→ Information supplied
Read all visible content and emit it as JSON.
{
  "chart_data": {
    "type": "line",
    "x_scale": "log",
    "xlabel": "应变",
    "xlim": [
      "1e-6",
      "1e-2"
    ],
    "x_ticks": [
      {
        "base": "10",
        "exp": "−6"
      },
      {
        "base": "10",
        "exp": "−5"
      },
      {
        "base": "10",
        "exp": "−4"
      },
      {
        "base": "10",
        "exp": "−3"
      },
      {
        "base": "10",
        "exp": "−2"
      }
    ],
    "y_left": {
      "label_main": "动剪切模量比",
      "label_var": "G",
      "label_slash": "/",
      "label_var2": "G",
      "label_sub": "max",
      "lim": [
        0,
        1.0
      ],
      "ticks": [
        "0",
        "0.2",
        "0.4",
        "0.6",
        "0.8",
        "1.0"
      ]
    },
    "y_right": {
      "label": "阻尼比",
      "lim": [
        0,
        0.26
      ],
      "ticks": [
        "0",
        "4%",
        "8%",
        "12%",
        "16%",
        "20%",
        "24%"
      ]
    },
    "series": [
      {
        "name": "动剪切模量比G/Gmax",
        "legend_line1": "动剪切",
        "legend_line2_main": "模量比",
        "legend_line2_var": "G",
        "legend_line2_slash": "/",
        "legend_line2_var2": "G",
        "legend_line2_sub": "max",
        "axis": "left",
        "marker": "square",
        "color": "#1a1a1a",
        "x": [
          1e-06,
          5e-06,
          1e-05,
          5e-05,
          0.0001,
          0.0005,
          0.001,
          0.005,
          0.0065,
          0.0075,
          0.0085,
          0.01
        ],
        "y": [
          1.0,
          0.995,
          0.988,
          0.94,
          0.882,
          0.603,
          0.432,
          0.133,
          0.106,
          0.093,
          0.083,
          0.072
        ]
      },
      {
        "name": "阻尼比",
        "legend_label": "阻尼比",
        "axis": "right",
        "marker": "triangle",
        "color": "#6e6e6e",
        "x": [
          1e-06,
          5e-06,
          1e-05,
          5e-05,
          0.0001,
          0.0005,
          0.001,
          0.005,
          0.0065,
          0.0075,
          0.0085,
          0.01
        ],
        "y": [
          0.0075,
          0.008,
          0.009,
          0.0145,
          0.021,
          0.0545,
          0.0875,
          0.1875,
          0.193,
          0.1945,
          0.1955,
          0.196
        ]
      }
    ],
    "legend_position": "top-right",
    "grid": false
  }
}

→ Direction
Repeat all of the records above exactly as they appear.

→ Written solution
Read all visible content and emit it as JSON.
{
  "chart_data": {
    "type": "line",
    "x_scale": "log",
    "xlabel": "应变",
    "xlim": [
      "1e-6",
      "1e-2"
    ],
    "x_ticks": [
      {
        "base": "10",
        "exp": "−6"
      },
      {
        "base": "10",
        "exp": "−5"
      },
      {
        "base": "10",
        "exp": "−4"
      },
      {
        "base": "10",
        "exp": "−3"
      },
      {
        "base": "10",
        "exp": "−2"
      }
    ],
    "y_left": {
      "label_main": "动剪切模量比",
      "label_var": "G",
      "label_slash": "/",
      "label_var2": "G",
      "label_sub": "max",
      "lim": [
        0,
        1.0
      ],
      "ticks": [
        "0",
        "0.2",
        "0.4",
        "0.6",
        "0.8",
        "1.0"
      ]
    },
    "y_right": {
      "label": "阻尼比",
      "lim": [
        0,
        0.26
      ],
      "ticks": [
        "0",
        "4%",
        "8%",
        "12%",
        "16%",
        "20%",
        "24%"
      ]
    },
    "series": [
      {
        "name": "动剪切模量比G/Gmax",
        "legend_line1": "动剪切",
        "legend_line2_main": "模量比",
        "legend_line2_var": "G",
        "legend_line2_slash": "/",
        "legend_line2_var2": "G",
        "legend_line2_sub": "max",
        "axis": "left",
        "marker": "square",
        "color": "#1a1a1a",
        "x": [
          1e-06,
          5e-06,
          1e-05,
          5e-05,
          0.0001,
          0.0005,
          0.001,
          0.005,
          0.0065,
          0.0075,
          0.0085,
          0.01
        ],
        "y": [
          1.0,
          0.995,
          0.988,
          0.94,
          0.882,
          0.603,
          0.432,
          0.133,
          0.106,
          0.093,
          0.083,
          0.072
        ]
      },
      {
        "name": "阻尼比",
        "legend_label": "阻尼比",
        "axis": "right",
        "marker": "triangle",
        "color": "#6e6e6e",
        "x": [
          1e-06,
          5e-06,
          1e-05,
          5e-05,
          0.0001,
          0.0005,
          0.001,
          0.005,
          0.0065,
          0.0075,
          0.0085,
          0.01
        ],
        "y": [
          0.0075,
          0.008,
          0.009,
          0.0145,
          0.021,
          0.0545,
          0.0875,
          0.1875,
          0.193,
          0.1945,
          0.1955,
          0.196
        ]
      }
    ],
    "legend_position": "top-right",
    "grid": false
  }
}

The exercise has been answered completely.